# Working data start

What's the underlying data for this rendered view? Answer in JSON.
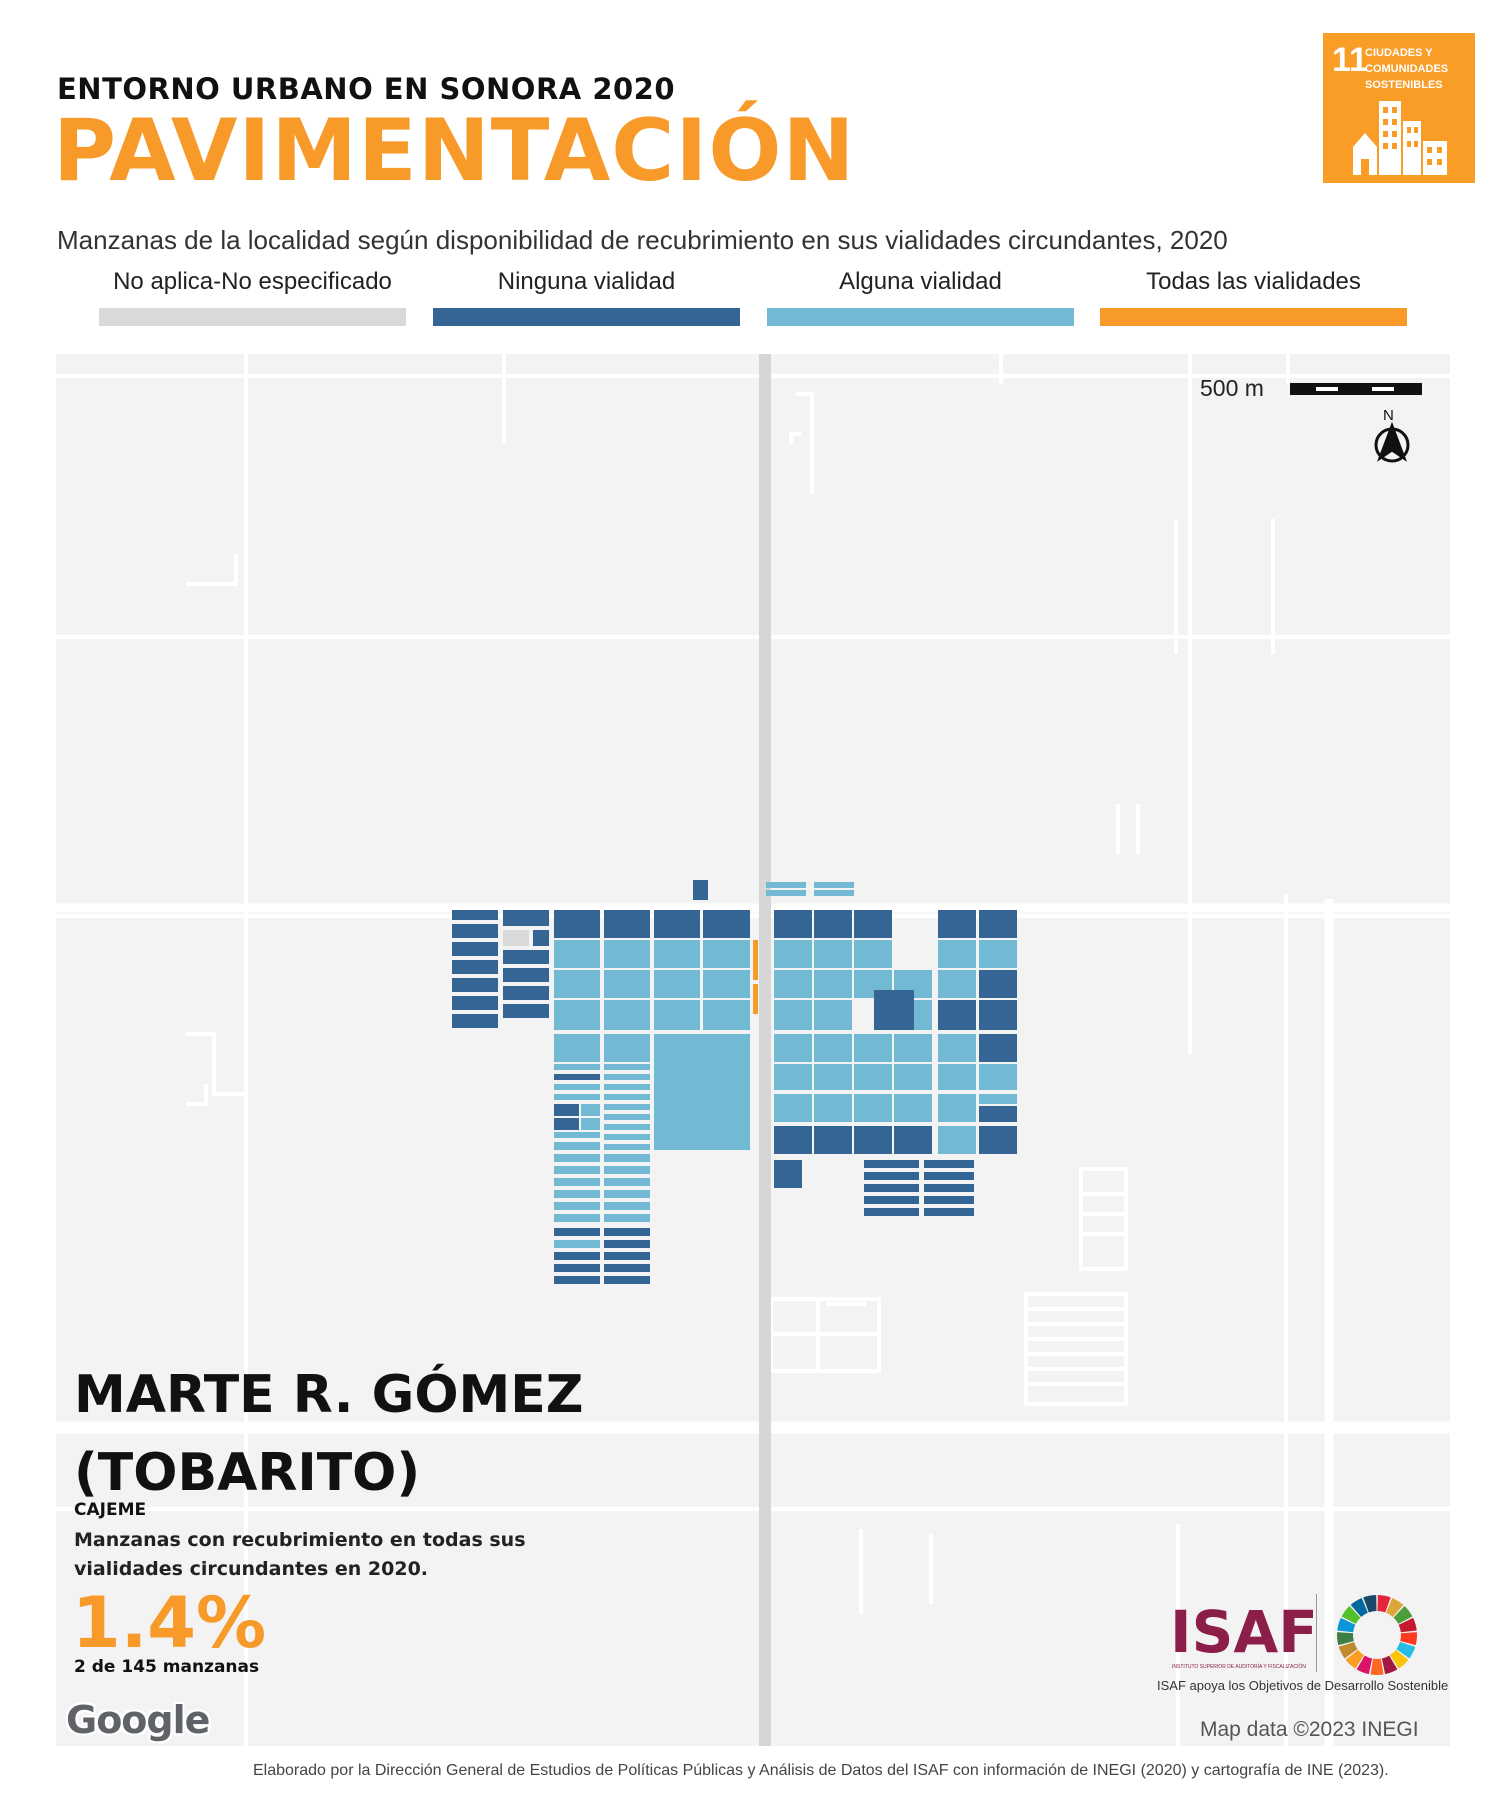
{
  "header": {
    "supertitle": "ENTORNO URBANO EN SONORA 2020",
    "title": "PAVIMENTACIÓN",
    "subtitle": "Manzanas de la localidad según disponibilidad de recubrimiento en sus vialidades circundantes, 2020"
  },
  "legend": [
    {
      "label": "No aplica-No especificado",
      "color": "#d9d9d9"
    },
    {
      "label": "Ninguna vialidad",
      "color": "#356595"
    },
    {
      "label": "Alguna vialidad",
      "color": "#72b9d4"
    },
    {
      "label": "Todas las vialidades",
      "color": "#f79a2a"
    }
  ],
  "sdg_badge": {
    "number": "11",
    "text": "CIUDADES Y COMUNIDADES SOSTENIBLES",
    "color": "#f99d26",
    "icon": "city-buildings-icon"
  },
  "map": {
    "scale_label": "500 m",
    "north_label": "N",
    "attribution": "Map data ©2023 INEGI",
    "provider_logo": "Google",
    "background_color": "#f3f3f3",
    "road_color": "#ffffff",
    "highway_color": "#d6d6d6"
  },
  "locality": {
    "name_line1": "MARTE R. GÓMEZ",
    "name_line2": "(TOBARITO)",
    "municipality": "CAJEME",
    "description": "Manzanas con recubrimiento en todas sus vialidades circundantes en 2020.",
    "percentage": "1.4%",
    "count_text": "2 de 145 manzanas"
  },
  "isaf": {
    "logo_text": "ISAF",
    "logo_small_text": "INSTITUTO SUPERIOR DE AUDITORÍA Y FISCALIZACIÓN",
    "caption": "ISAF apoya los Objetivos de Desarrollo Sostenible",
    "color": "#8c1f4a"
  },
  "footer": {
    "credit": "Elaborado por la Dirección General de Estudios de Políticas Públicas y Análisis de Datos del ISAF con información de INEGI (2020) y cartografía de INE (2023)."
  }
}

# Working data end

**Directions for this task**
Set each line of the records down exactly, leaving every picture out.

**The reply**
What's the underlying data for this rendered view? Answer in JSON.
{
  "header": {
    "supertitle": "ENTORNO URBANO EN SONORA 2020",
    "title": "PAVIMENTACIÓN",
    "subtitle": "Manzanas de la localidad según disponibilidad de recubrimiento en sus vialidades circundantes, 2020"
  },
  "legend": [
    {
      "label": "No aplica-No especificado",
      "color": "#d9d9d9"
    },
    {
      "label": "Ninguna vialidad",
      "color": "#356595"
    },
    {
      "label": "Alguna vialidad",
      "color": "#72b9d4"
    },
    {
      "label": "Todas las vialidades",
      "color": "#f79a2a"
    }
  ],
  "sdg_badge": {
    "number": "11",
    "text": "CIUDADES Y COMUNIDADES SOSTENIBLES",
    "color": "#f99d26",
    "icon": "city-buildings-icon"
  },
  "map": {
    "scale_label": "500 m",
    "north_label": "N",
    "attribution": "Map data ©2023 INEGI",
    "provider_logo": "Google",
    "background_color": "#f3f3f3",
    "road_color": "#ffffff",
    "highway_color": "#d6d6d6"
  },
  "locality": {
    "name_line1": "MARTE R. GÓMEZ",
    "name_line2": "(TOBARITO)",
    "municipality": "CAJEME",
    "description": "Manzanas con recubrimiento en todas sus vialidades circundantes en 2020.",
    "percentage": "1.4%",
    "count_text": "2 de 145 manzanas"
  },
  "isaf": {
    "logo_text": "ISAF",
    "logo_small_text": "INSTITUTO SUPERIOR DE AUDITORÍA Y FISCALIZACIÓN",
    "caption": "ISAF apoya los Objetivos de Desarrollo Sostenible",
    "color": "#8c1f4a"
  },
  "footer": {
    "credit": "Elaborado por la Dirección General de Estudios de Políticas Públicas y Análisis de Datos del ISAF con información de INEGI (2020) y cartografía de INE (2023)."
  }
}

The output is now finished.